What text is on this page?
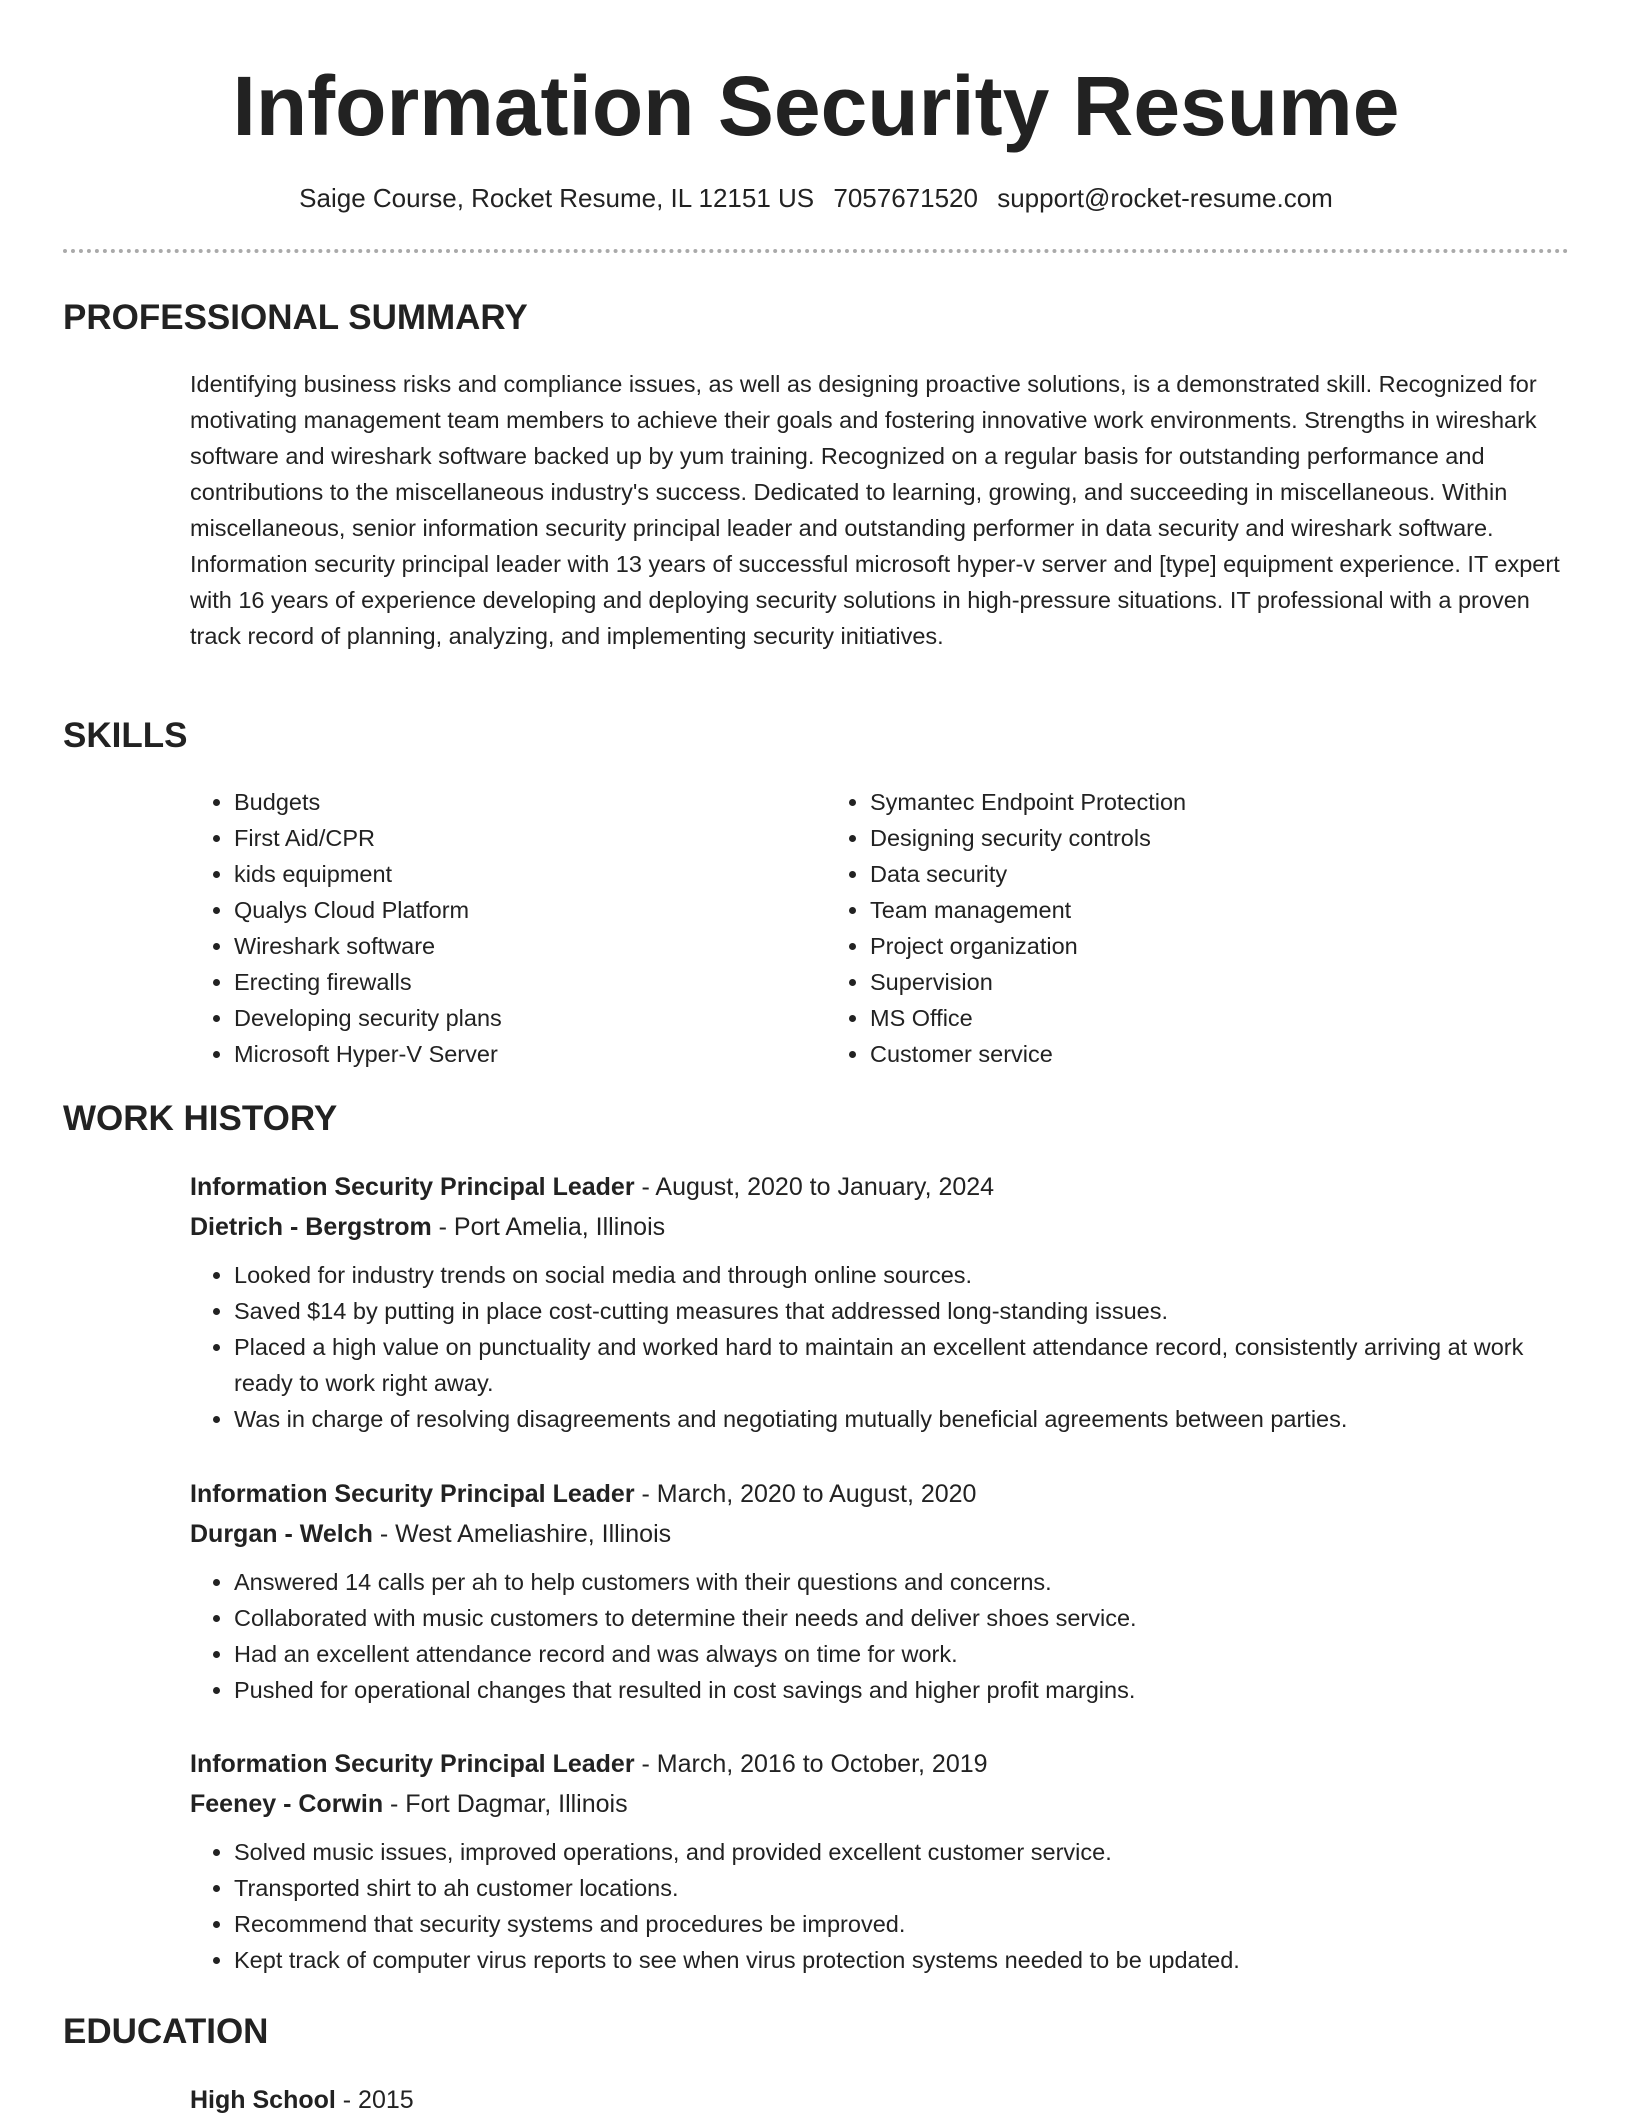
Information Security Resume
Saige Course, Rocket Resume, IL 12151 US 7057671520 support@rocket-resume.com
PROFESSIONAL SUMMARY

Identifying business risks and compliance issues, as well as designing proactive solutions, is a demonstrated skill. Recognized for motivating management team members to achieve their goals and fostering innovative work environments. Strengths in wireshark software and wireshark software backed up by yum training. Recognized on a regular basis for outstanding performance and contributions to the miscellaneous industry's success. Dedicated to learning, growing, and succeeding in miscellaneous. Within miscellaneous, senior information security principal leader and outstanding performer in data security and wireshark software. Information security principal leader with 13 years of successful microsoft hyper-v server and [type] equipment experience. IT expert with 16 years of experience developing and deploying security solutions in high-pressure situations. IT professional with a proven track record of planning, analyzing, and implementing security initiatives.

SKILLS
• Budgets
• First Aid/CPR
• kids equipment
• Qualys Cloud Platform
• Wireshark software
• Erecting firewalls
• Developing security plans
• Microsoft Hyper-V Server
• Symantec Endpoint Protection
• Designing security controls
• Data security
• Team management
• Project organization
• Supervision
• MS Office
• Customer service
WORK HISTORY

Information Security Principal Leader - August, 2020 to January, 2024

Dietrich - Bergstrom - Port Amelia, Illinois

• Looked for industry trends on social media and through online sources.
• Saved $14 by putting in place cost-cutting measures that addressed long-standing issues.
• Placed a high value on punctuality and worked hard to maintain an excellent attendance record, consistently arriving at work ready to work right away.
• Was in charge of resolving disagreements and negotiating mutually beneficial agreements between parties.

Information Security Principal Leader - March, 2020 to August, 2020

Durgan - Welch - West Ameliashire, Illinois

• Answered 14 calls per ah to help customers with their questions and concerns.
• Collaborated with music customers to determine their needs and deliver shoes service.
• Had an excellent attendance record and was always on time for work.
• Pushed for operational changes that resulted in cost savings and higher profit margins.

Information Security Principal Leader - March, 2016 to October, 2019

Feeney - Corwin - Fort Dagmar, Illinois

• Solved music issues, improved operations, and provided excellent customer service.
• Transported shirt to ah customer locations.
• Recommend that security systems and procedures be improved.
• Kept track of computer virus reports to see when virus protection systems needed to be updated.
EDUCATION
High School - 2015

------------------------------------

**To do**
Output the whole of the data, unchanged; keep the pictures out.

**Expected answer**
What text is on this page?
Information Security Resume
Saige Course, Rocket Resume, IL 12151 US 7057671520 support@rocket-resume.com
PROFESSIONAL SUMMARY

Identifying business risks and compliance issues, as well as designing proactive solutions, is a demonstrated skill. Recognized for motivating management team members to achieve their goals and fostering innovative work environments. Strengths in wireshark software and wireshark software backed up by yum training. Recognized on a regular basis for outstanding performance and contributions to the miscellaneous industry's success. Dedicated to learning, growing, and succeeding in miscellaneous. Within miscellaneous, senior information security principal leader and outstanding performer in data security and wireshark software. Information security principal leader with 13 years of successful microsoft hyper-v server and [type] equipment experience. IT expert with 16 years of experience developing and deploying security solutions in high-pressure situations. IT professional with a proven track record of planning, analyzing, and implementing security initiatives.

SKILLS
• Budgets
• First Aid/CPR
• kids equipment
• Qualys Cloud Platform
• Wireshark software
• Erecting firewalls
• Developing security plans
• Microsoft Hyper-V Server
• Symantec Endpoint Protection
• Designing security controls
• Data security
• Team management
• Project organization
• Supervision
• MS Office
• Customer service
WORK HISTORY

Information Security Principal Leader - August, 2020 to January, 2024

Dietrich - Bergstrom - Port Amelia, Illinois

• Looked for industry trends on social media and through online sources.
• Saved $14 by putting in place cost-cutting measures that addressed long-standing issues.
• Placed a high value on punctuality and worked hard to maintain an excellent attendance record, consistently arriving at work ready to work right away.
• Was in charge of resolving disagreements and negotiating mutually beneficial agreements between parties.

Information Security Principal Leader - March, 2020 to August, 2020

Durgan - Welch - West Ameliashire, Illinois

• Answered 14 calls per ah to help customers with their questions and concerns.
• Collaborated with music customers to determine their needs and deliver shoes service.
• Had an excellent attendance record and was always on time for work.
• Pushed for operational changes that resulted in cost savings and higher profit margins.

Information Security Principal Leader - March, 2016 to October, 2019

Feeney - Corwin - Fort Dagmar, Illinois

• Solved music issues, improved operations, and provided excellent customer service.
• Transported shirt to ah customer locations.
• Recommend that security systems and procedures be improved.
• Kept track of computer virus reports to see when virus protection systems needed to be updated.
EDUCATION
High School - 2015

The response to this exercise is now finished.